Recorded data
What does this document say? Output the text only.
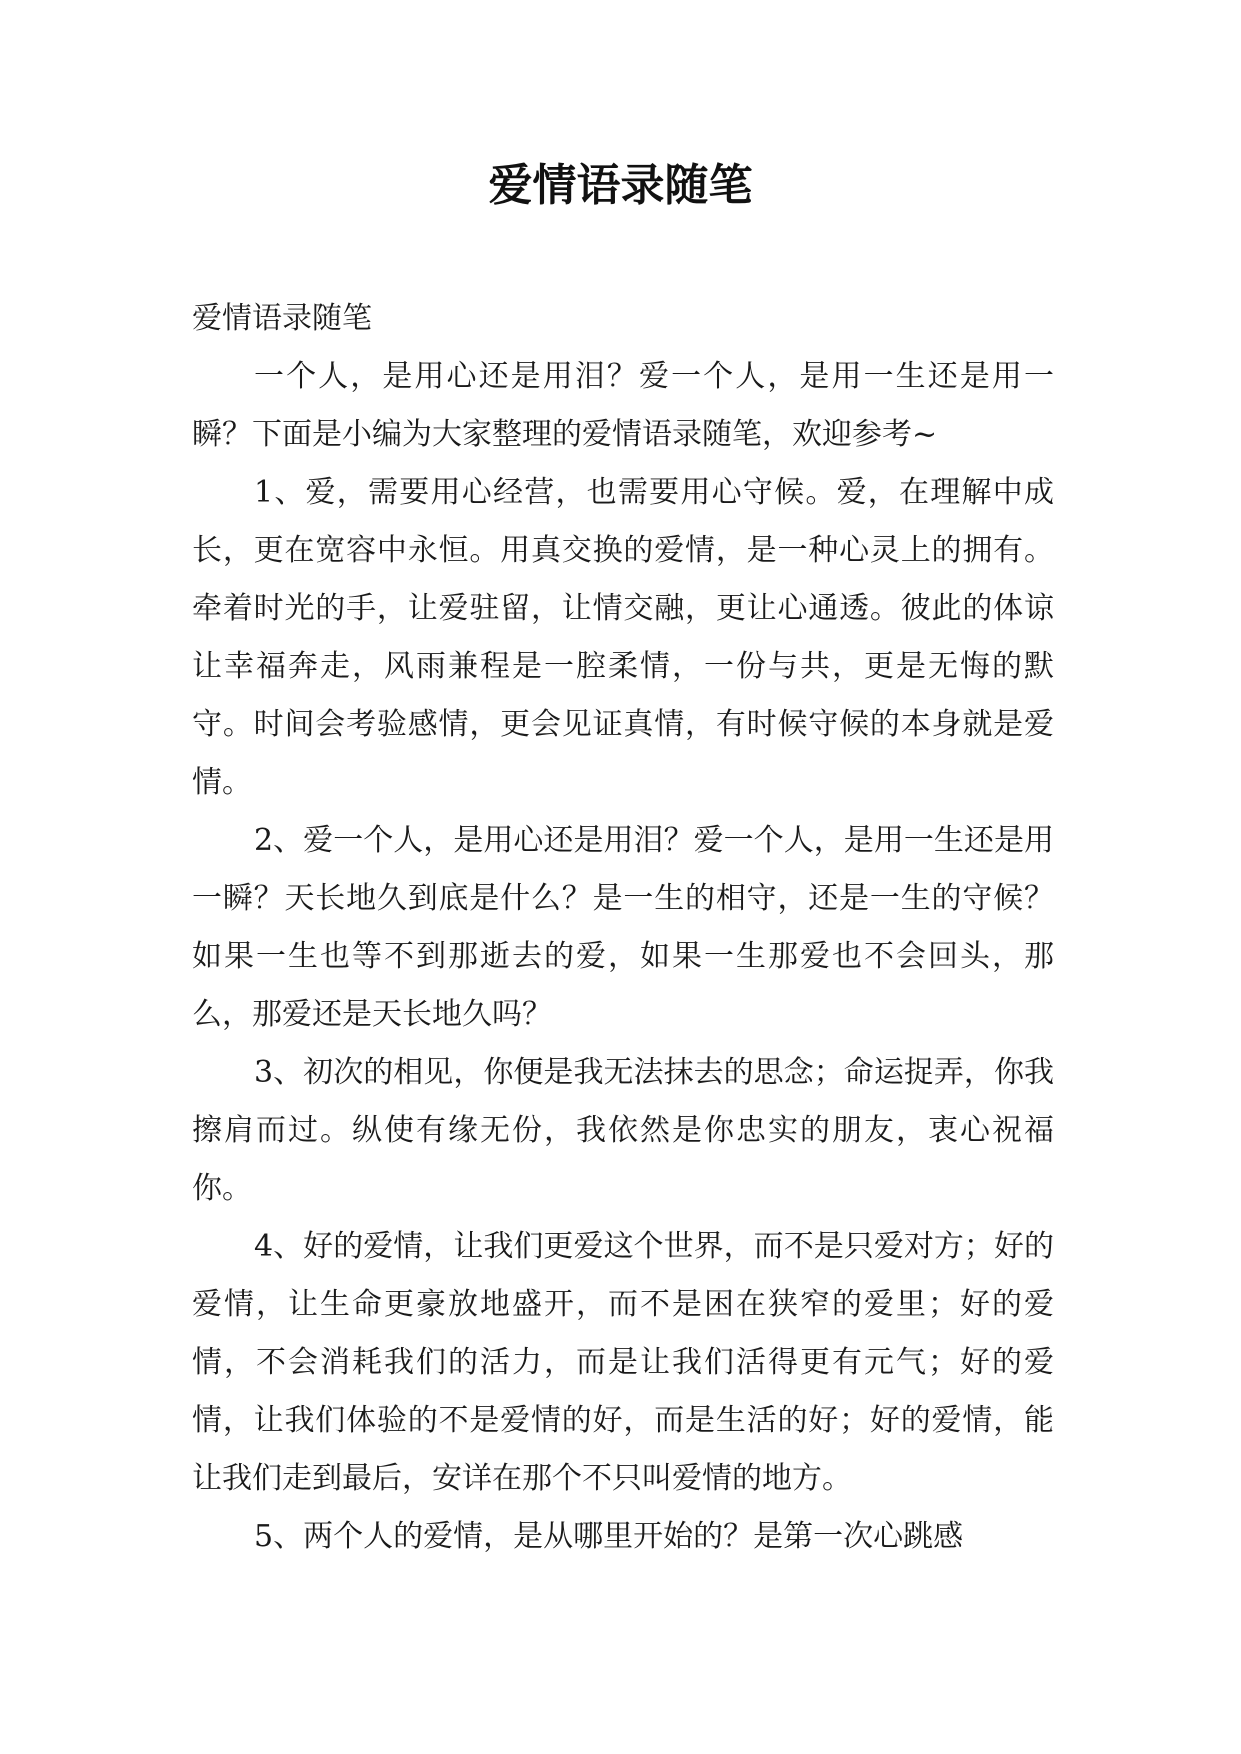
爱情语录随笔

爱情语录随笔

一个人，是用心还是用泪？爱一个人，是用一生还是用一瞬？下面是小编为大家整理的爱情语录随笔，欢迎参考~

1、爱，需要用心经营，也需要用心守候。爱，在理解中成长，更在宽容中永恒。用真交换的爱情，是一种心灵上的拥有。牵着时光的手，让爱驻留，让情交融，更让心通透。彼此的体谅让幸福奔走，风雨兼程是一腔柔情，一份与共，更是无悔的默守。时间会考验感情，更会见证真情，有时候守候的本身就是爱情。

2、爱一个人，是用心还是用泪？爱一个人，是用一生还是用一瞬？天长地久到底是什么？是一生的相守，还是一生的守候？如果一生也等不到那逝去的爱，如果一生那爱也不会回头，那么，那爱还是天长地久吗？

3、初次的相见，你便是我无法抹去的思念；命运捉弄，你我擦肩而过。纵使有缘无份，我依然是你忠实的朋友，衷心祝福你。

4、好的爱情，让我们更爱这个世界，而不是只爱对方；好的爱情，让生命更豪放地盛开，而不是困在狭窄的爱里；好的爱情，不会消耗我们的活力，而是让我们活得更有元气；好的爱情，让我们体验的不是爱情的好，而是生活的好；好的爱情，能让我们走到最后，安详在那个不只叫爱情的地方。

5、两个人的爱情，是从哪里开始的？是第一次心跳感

--

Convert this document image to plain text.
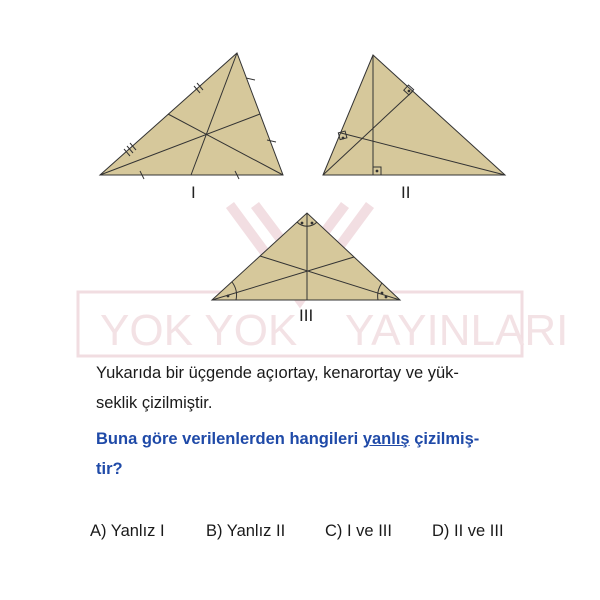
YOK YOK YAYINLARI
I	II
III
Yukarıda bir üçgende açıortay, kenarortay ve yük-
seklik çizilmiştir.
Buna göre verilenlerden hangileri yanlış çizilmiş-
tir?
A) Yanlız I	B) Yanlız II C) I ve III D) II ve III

...

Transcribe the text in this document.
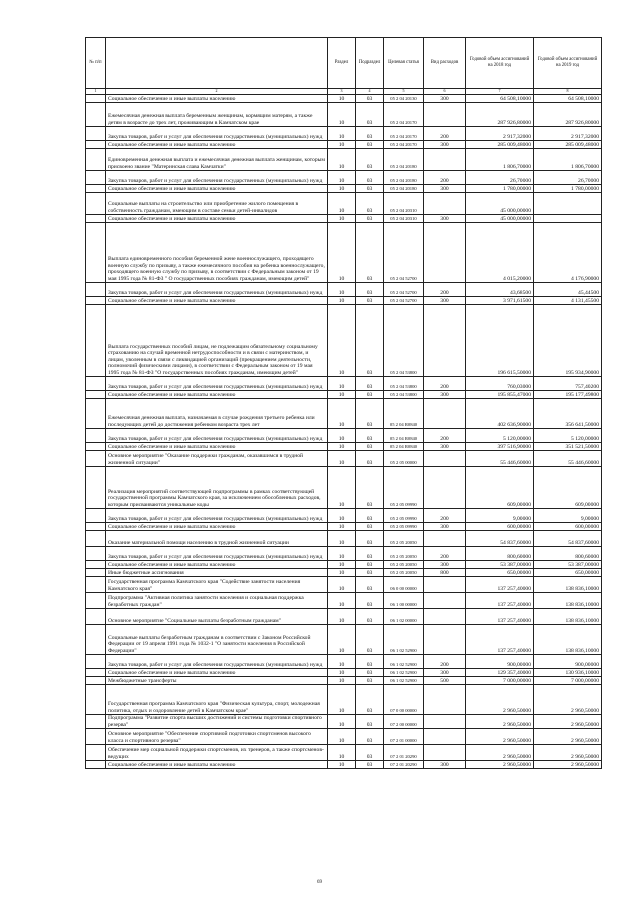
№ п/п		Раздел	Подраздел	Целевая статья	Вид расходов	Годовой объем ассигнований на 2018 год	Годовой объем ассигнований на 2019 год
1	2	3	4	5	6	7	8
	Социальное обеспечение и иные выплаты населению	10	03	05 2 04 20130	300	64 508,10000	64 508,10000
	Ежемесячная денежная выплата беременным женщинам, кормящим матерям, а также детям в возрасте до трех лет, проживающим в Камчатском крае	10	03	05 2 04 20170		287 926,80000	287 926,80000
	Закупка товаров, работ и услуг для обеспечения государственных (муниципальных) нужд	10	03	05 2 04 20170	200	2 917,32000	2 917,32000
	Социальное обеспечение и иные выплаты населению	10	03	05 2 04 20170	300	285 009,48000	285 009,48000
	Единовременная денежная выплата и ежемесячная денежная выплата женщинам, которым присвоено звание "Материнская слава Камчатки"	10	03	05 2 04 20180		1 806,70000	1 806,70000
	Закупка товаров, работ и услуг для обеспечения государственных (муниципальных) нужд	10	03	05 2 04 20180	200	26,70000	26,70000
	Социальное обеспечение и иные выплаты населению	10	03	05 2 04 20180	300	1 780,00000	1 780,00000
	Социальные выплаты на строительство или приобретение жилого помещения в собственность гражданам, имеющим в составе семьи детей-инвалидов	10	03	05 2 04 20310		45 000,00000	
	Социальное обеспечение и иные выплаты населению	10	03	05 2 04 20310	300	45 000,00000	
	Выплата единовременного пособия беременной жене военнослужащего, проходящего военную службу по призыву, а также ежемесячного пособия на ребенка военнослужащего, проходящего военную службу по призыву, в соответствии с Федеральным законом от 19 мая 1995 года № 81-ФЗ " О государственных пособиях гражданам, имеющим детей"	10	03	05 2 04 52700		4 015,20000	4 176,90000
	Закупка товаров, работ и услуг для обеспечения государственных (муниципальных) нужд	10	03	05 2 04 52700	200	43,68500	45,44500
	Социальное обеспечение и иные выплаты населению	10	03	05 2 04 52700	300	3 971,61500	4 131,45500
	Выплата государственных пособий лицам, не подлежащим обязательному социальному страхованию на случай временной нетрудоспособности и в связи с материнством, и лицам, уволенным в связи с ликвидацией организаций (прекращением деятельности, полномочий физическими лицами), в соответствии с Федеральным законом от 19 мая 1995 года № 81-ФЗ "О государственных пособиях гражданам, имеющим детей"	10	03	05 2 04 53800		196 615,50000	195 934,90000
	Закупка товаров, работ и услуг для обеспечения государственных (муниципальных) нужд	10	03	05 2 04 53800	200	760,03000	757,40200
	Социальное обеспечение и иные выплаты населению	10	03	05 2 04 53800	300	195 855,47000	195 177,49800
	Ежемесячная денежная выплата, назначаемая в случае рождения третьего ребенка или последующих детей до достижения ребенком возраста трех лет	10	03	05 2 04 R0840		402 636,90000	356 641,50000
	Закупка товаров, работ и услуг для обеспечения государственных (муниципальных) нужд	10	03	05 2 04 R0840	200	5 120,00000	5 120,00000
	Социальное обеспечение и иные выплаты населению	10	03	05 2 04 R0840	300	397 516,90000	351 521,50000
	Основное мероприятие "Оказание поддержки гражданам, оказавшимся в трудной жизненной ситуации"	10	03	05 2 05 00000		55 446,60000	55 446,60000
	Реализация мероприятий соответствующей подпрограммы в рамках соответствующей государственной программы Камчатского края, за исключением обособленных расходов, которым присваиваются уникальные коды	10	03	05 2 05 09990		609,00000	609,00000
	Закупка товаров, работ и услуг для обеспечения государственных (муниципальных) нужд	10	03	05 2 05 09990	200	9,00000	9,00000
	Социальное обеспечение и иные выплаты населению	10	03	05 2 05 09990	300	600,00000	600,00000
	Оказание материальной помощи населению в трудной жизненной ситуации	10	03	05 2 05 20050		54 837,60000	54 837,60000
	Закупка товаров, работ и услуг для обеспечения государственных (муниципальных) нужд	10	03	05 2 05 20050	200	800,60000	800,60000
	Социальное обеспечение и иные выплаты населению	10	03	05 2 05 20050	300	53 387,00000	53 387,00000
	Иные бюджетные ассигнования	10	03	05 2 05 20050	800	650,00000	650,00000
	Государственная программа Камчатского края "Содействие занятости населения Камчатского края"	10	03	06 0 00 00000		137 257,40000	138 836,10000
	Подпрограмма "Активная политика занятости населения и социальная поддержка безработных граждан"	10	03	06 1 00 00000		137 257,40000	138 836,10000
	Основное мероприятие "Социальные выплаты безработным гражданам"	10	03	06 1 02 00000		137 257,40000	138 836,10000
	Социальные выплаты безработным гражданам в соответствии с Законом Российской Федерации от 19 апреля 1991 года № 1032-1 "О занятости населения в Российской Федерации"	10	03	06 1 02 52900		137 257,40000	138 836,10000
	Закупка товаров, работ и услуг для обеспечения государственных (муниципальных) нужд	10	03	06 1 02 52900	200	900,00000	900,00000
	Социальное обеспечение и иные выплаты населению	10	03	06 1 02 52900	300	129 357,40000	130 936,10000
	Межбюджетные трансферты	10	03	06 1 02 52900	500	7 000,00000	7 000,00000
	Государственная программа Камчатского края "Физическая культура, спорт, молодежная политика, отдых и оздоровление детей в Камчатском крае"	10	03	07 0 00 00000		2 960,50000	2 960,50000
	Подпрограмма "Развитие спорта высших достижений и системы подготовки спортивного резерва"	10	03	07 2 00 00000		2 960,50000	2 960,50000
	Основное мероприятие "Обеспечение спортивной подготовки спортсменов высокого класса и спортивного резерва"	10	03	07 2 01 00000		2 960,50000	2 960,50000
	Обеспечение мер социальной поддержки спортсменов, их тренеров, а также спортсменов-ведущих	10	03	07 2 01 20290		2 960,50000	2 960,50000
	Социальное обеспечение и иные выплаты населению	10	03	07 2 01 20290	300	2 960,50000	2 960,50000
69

**PROBLEM REQUIREMENTS**
Copy out each line of the records that holds the string "трех".

**TASK OUTPUT**
	Ежемесячная денежная выплата беременным женщинам, кормящим матерям, а также детям в возрасте до трех лет, проживающим в Камчатском крае	10	03	05 2 04 20170		287 926,80000	287 926,80000
	Ежемесячная денежная выплата, назначаемая в случае рождения третьего ребенка или последующих детей до достижения ребенком возраста трех лет	10	03	05 2 04 R0840		402 636,90000	356 641,50000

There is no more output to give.